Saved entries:
• • • • •

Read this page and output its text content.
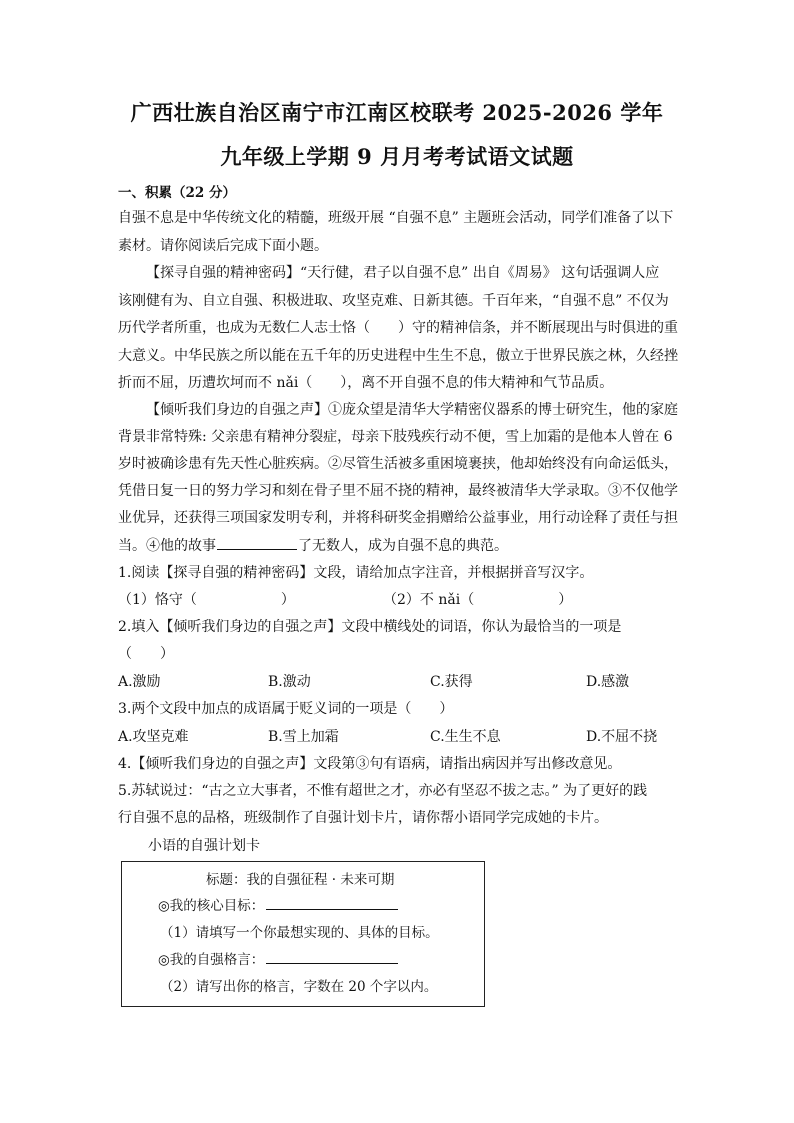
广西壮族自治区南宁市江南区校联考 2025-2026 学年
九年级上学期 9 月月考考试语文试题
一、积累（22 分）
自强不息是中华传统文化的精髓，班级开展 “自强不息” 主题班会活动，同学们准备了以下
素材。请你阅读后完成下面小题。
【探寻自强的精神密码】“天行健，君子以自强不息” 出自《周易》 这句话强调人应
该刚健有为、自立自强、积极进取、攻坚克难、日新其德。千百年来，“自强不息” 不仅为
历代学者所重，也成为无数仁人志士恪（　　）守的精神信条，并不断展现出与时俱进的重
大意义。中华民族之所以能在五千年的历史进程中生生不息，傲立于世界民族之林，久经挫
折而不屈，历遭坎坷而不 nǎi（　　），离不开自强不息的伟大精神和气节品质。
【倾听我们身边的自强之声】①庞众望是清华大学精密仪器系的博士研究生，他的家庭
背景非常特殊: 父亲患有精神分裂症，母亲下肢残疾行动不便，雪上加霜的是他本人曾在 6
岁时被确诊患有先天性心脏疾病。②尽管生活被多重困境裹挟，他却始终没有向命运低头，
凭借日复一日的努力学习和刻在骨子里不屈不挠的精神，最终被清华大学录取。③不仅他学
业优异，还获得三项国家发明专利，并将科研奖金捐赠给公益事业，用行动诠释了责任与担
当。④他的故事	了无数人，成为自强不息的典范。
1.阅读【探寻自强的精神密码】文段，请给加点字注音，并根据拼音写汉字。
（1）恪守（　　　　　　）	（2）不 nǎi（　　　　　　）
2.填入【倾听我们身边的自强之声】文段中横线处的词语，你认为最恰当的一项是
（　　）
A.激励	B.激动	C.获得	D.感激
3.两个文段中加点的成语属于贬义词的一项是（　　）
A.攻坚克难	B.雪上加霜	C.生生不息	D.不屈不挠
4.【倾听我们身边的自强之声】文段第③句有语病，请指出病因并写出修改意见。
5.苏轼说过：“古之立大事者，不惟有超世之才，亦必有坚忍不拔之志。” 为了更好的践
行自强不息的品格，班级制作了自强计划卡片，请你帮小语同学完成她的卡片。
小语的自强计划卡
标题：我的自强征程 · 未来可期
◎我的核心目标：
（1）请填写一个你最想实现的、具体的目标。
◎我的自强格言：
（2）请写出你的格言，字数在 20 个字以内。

• • • • •

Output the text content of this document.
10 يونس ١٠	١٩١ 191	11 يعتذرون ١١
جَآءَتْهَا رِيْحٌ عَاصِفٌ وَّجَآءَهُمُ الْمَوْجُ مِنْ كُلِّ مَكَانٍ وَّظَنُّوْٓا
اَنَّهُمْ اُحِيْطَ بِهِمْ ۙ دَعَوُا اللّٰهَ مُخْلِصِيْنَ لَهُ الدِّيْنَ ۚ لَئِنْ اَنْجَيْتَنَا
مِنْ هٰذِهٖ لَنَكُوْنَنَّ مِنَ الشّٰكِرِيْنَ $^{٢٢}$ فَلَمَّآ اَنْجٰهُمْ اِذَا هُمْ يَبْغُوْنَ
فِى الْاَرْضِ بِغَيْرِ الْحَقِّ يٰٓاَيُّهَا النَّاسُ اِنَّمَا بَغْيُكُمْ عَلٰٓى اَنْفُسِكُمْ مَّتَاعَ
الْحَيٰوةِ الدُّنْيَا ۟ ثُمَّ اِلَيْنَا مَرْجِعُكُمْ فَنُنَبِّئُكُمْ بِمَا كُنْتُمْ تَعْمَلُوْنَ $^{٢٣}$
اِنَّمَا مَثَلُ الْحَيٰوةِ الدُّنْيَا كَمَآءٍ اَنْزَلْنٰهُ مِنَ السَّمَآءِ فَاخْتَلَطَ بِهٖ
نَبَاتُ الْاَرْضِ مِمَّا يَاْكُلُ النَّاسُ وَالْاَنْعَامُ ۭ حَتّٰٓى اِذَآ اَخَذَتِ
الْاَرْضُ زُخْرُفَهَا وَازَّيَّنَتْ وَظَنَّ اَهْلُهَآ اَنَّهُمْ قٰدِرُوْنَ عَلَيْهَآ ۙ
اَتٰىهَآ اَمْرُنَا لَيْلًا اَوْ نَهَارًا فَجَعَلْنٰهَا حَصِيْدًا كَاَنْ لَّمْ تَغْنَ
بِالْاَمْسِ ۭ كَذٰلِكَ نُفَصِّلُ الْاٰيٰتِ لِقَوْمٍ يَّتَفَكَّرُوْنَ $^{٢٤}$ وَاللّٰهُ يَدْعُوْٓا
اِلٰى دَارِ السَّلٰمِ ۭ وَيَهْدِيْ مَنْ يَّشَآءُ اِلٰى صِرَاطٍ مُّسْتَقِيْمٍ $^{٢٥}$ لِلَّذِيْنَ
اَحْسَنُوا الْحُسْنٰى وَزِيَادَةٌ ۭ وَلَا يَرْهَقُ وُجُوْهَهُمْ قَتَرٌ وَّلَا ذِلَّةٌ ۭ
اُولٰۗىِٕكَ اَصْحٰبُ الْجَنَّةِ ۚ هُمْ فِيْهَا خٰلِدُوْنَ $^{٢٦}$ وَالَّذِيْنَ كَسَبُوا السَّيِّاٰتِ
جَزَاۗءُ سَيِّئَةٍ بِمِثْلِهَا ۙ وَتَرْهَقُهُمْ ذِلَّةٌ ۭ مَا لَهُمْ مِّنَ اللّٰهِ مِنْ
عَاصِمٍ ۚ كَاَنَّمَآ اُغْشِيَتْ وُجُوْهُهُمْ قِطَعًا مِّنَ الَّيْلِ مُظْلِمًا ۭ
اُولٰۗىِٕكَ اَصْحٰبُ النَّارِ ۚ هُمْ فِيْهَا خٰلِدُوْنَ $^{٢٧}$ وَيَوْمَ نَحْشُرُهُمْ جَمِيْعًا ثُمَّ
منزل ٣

• • • • •

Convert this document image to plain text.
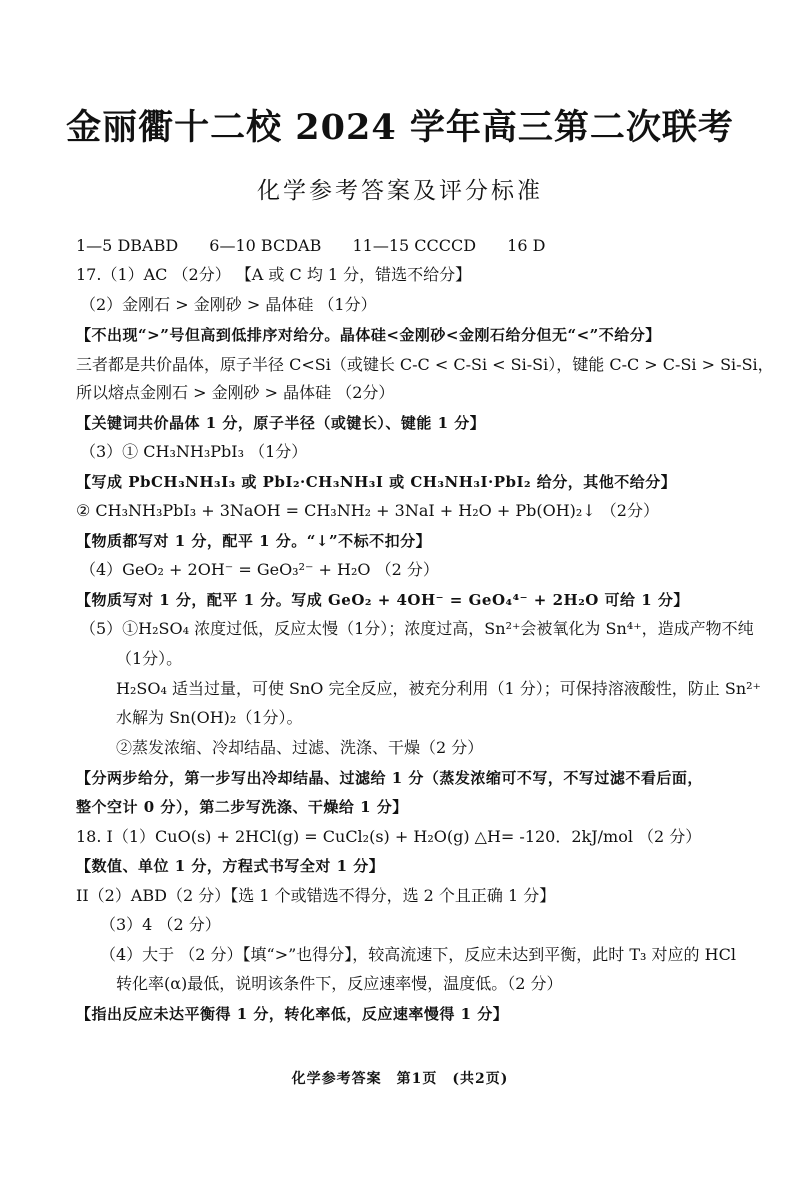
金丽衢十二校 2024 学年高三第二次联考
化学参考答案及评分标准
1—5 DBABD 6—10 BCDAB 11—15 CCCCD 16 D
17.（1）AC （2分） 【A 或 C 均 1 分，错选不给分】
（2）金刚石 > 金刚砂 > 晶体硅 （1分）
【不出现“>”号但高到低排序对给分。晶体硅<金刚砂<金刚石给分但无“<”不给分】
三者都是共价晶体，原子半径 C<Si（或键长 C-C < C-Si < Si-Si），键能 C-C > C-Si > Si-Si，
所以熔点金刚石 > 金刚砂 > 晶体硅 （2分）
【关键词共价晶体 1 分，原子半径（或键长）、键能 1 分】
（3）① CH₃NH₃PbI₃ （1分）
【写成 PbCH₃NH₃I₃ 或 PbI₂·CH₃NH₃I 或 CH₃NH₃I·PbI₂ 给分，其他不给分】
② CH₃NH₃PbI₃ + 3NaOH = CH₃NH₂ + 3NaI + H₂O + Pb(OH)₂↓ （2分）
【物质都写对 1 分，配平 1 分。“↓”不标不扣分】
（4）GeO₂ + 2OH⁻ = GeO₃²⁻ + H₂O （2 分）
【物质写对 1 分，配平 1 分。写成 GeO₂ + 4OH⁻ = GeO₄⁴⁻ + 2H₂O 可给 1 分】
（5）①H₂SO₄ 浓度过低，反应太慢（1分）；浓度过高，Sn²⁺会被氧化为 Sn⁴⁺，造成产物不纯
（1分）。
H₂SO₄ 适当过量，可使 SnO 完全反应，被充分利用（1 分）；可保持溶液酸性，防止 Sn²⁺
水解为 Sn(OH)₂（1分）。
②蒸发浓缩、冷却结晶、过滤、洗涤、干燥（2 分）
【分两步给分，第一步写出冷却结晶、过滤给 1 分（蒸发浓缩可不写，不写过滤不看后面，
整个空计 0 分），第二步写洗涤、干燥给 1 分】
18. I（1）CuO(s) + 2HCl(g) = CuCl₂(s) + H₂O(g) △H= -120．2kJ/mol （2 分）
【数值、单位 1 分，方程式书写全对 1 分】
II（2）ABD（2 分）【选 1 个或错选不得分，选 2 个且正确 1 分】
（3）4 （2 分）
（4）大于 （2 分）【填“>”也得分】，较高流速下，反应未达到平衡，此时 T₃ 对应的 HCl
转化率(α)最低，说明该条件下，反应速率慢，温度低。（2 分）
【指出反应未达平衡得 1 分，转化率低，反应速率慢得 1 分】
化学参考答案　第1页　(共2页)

• • • • •

Write out each line of the data that holds the string "攻坚克难".

== Answer in full ==
该刚健有为、自立自强、积极进取、攻坚克难、日新其德。千百年来，“自强不息” 不仅为
A.攻坚克难	B.雪上加霜	C.生生不息	D.不屈不挠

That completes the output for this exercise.